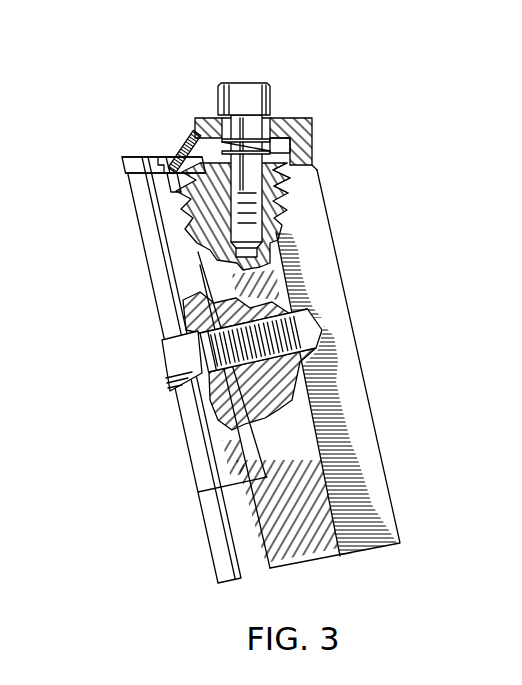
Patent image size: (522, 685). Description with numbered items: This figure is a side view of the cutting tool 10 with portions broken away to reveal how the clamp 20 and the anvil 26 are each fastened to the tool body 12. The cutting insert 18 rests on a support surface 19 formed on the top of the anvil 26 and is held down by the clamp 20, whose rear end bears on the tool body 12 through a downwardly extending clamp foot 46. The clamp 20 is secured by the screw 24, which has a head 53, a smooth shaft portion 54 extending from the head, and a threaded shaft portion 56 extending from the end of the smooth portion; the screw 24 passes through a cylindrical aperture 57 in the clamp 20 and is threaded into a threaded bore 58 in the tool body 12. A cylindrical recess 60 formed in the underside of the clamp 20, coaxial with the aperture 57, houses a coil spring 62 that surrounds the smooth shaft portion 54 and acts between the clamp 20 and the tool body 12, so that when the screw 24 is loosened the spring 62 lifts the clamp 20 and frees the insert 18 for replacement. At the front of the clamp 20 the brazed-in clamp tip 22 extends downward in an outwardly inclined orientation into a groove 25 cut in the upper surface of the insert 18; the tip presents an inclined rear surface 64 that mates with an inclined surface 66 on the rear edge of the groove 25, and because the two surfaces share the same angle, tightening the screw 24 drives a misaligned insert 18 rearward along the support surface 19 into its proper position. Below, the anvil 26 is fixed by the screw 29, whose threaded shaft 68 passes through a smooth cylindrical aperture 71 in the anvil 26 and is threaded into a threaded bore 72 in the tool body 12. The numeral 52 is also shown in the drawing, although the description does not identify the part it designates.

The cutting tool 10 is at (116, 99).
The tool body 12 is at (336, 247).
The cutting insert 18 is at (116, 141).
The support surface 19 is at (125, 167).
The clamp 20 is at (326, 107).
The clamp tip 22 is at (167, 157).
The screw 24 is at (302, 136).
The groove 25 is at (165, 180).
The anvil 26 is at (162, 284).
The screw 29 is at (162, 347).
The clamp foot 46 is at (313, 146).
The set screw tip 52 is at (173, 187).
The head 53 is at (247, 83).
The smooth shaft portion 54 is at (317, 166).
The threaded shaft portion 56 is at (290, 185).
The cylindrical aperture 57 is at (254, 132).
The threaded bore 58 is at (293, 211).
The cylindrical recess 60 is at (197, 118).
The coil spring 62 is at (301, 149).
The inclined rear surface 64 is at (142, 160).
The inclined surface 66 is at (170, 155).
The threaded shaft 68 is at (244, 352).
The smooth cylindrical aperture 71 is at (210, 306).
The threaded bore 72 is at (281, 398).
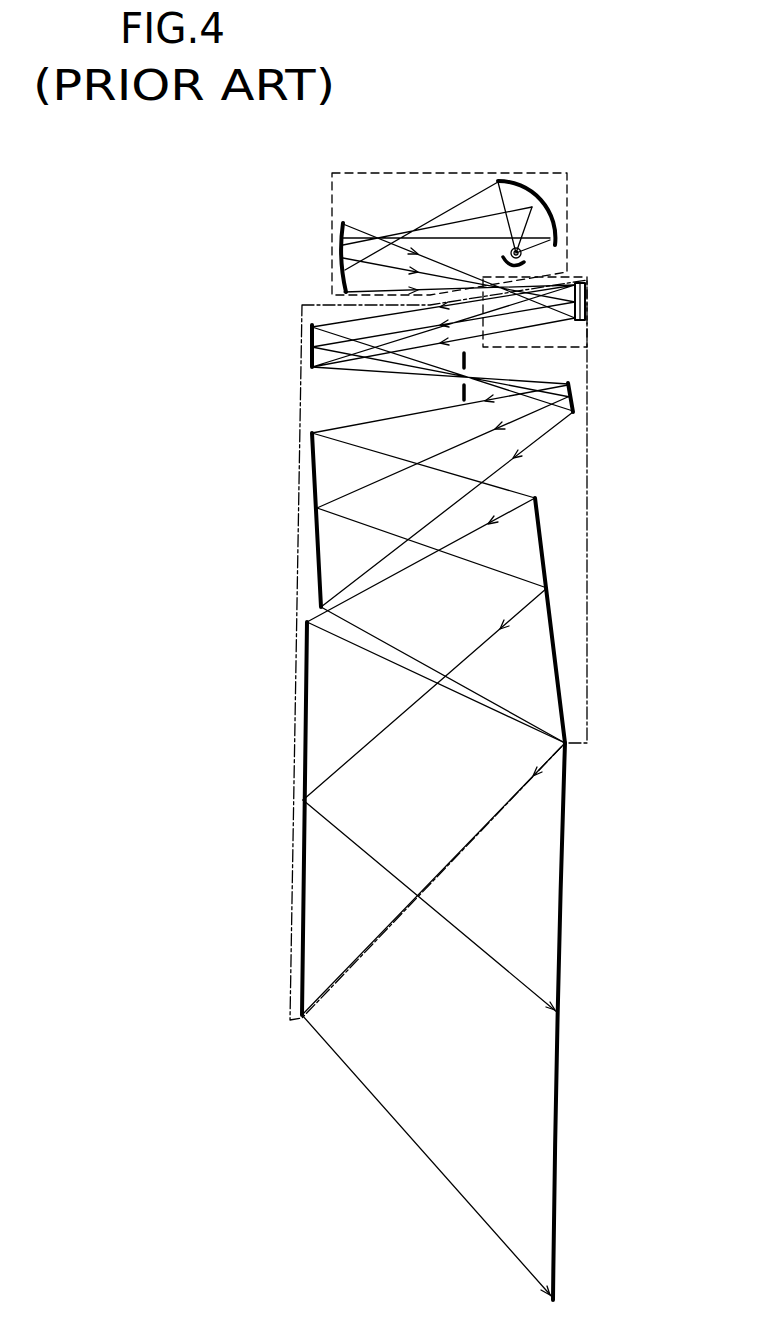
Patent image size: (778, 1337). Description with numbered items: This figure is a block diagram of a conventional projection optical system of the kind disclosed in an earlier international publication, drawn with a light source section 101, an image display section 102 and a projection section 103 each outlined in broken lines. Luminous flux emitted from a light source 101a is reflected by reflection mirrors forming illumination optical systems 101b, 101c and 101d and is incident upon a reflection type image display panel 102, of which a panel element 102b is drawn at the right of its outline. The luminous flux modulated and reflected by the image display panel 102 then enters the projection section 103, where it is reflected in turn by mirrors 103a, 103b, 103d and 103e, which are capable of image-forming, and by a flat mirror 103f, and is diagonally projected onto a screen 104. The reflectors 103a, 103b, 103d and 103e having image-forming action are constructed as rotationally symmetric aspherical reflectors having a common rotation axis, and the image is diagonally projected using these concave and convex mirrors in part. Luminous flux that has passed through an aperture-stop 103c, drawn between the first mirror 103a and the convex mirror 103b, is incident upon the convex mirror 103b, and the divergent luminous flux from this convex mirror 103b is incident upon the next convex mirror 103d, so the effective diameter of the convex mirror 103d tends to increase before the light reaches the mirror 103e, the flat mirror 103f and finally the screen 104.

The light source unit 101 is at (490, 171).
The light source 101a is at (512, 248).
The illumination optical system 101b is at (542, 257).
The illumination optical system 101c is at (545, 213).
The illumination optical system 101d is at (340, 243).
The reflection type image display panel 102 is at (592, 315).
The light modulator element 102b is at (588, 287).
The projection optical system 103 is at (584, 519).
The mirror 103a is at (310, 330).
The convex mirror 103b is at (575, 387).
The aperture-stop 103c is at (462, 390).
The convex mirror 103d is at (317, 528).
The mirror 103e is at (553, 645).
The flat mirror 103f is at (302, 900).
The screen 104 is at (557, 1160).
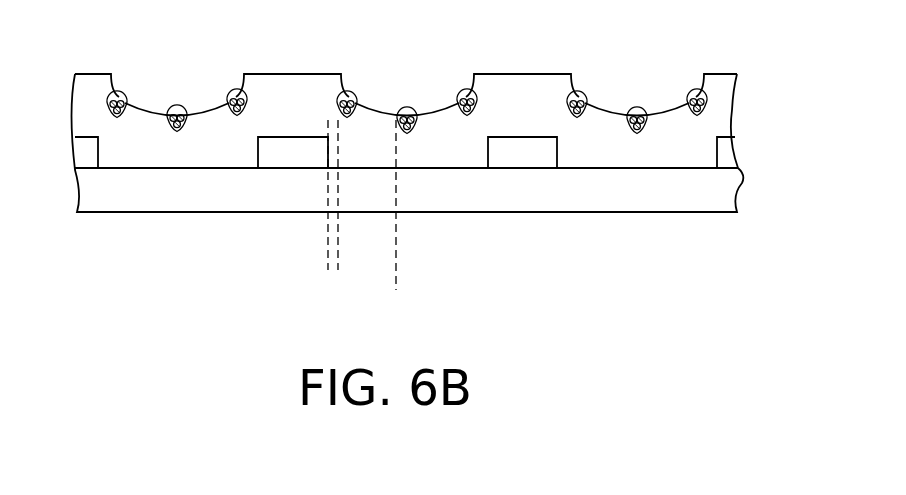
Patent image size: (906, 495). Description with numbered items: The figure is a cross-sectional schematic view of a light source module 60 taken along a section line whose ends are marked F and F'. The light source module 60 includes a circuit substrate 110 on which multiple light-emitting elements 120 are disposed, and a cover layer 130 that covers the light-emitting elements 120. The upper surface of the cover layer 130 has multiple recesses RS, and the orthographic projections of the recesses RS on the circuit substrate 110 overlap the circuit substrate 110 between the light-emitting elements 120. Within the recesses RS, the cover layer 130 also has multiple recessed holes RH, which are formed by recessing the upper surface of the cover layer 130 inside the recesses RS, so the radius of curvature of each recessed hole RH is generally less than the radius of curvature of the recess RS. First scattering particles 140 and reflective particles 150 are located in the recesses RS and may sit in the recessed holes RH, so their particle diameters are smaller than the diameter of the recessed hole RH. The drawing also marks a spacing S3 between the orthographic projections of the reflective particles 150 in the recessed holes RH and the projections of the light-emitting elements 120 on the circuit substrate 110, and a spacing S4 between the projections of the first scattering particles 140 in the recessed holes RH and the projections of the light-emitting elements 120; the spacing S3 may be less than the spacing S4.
———
SHORT TASK >> Switch every "Patent image size" to "Drawing size" in all the items above and write them out again with nothing else altered. Leave the pictures out.

EXPECTED ANSWER >>
Drawing size: (522, 685). Description with numbered items: This figure is a side view of the cutting tool 10 with portions broken away to reveal how the clamp 20 and the anvil 26 are each fastened to the tool body 12. The cutting insert 18 rests on a support surface 19 formed on the top of the anvil 26 and is held down by the clamp 20, whose rear end bears on the tool body 12 through a downwardly extending clamp foot 46. The clamp 20 is secured by the screw 24, which has a head 53, a smooth shaft portion 54 extending from the head, and a threaded shaft portion 56 extending from the end of the smooth portion; the screw 24 passes through a cylindrical aperture 57 in the clamp 20 and is threaded into a threaded bore 58 in the tool body 12. A cylindrical recess 60 formed in the underside of the clamp 20, coaxial with the aperture 57, houses a coil spring 62 that surrounds the smooth shaft portion 54 and acts between the clamp 20 and the tool body 12, so that when the screw 24 is loosened the spring 62 lifts the clamp 20 and frees the insert 18 for replacement. At the front of the clamp 20 the brazed-in clamp tip 22 extends downward in an outwardly inclined orientation into a groove 25 cut in the upper surface of the insert 18; the tip presents an inclined rear surface 64 that mates with an inclined surface 66 on the rear edge of the groove 25, and because the two surfaces share the same angle, tightening the screw 24 drives a misaligned insert 18 rearward along the support surface 19 into its proper position. Below, the anvil 26 is fixed by the screw 29, whose threaded shaft 68 passes through a smooth cylindrical aperture 71 in the anvil 26 and is threaded into a threaded bore 72 in the tool body 12. The numeral 52 is also shown in the drawing, although the description does not identify the part it designates.

The cutting tool 10 is at (116, 99).
The tool body 12 is at (336, 247).
The cutting insert 18 is at (116, 141).
The support surface 19 is at (125, 167).
The clamp 20 is at (326, 107).
The clamp tip 22 is at (167, 157).
The screw 24 is at (302, 136).
The groove 25 is at (165, 180).
The anvil 26 is at (162, 284).
The screw 29 is at (162, 347).
The clamp foot 46 is at (313, 146).
The set screw tip 52 is at (173, 187).
The head 53 is at (247, 83).
The smooth shaft portion 54 is at (317, 166).
The threaded shaft portion 56 is at (290, 185).
The cylindrical aperture 57 is at (254, 132).
The threaded bore 58 is at (293, 211).
The cylindrical recess 60 is at (197, 118).
The coil spring 62 is at (301, 149).
The inclined rear surface 64 is at (142, 160).
The inclined surface 66 is at (170, 155).
The threaded shaft 68 is at (244, 352).
The smooth cylindrical aperture 71 is at (210, 306).
The threaded bore 72 is at (281, 398).
Drawing size: (778, 1337). Description with numbered items: This figure is a block diagram of a conventional projection optical system of the kind disclosed in an earlier international publication, drawn with a light source section 101, an image display section 102 and a projection section 103 each outlined in broken lines. Luminous flux emitted from a light source 101a is reflected by reflection mirrors forming illumination optical systems 101b, 101c and 101d and is incident upon a reflection type image display panel 102, of which a panel element 102b is drawn at the right of its outline. The luminous flux modulated and reflected by the image display panel 102 then enters the projection section 103, where it is reflected in turn by mirrors 103a, 103b, 103d and 103e, which are capable of image-forming, and by a flat mirror 103f, and is diagonally projected onto a screen 104. The reflectors 103a, 103b, 103d and 103e having image-forming action are constructed as rotationally symmetric aspherical reflectors having a common rotation axis, and the image is diagonally projected using these concave and convex mirrors in part. Luminous flux that has passed through an aperture-stop 103c, drawn between the first mirror 103a and the convex mirror 103b, is incident upon the convex mirror 103b, and the divergent luminous flux from this convex mirror 103b is incident upon the next convex mirror 103d, so the effective diameter of the convex mirror 103d tends to increase before the light reaches the mirror 103e, the flat mirror 103f and finally the screen 104.

The light source unit 101 is at (490, 171).
The light source 101a is at (512, 248).
The illumination optical system 101b is at (542, 257).
The illumination optical system 101c is at (545, 213).
The illumination optical system 101d is at (340, 243).
The reflection type image display panel 102 is at (592, 315).
The light modulator element 102b is at (588, 287).
The projection optical system 103 is at (584, 519).
The mirror 103a is at (310, 330).
The convex mirror 103b is at (575, 387).
The aperture-stop 103c is at (462, 390).
The convex mirror 103d is at (317, 528).
The mirror 103e is at (553, 645).
The flat mirror 103f is at (302, 900).
The screen 104 is at (557, 1160).
Drawing size: (906, 495). Description with numbered items: The figure is a cross-sectional schematic view of a light source module 60 taken along a section line whose ends are marked F and F'. The light source module 60 includes a circuit substrate 110 on which multiple light-emitting elements 120 are disposed, and a cover layer 130 that covers the light-emitting elements 120. The upper surface of the cover layer 130 has multiple recesses RS, and the orthographic projections of the recesses RS on the circuit substrate 110 overlap the circuit substrate 110 between the light-emitting elements 120. Within the recesses RS, the cover layer 130 also has multiple recessed holes RH, which are formed by recessing the upper surface of the cover layer 130 inside the recesses RS, so the radius of curvature of each recessed hole RH is generally less than the radius of curvature of the recess RS. First scattering particles 140 and reflective particles 150 are located in the recesses RS and may sit in the recessed holes RH, so their particle diameters are smaller than the diameter of the recessed hole RH. The drawing also marks a spacing S3 between the orthographic projections of the reflective particles 150 in the recessed holes RH and the projections of the light-emitting elements 120 on the circuit substrate 110, and a spacing S4 between the projections of the first scattering particles 140 in the recessed holes RH and the projections of the light-emitting elements 120; the spacing S3 may be less than the spacing S4.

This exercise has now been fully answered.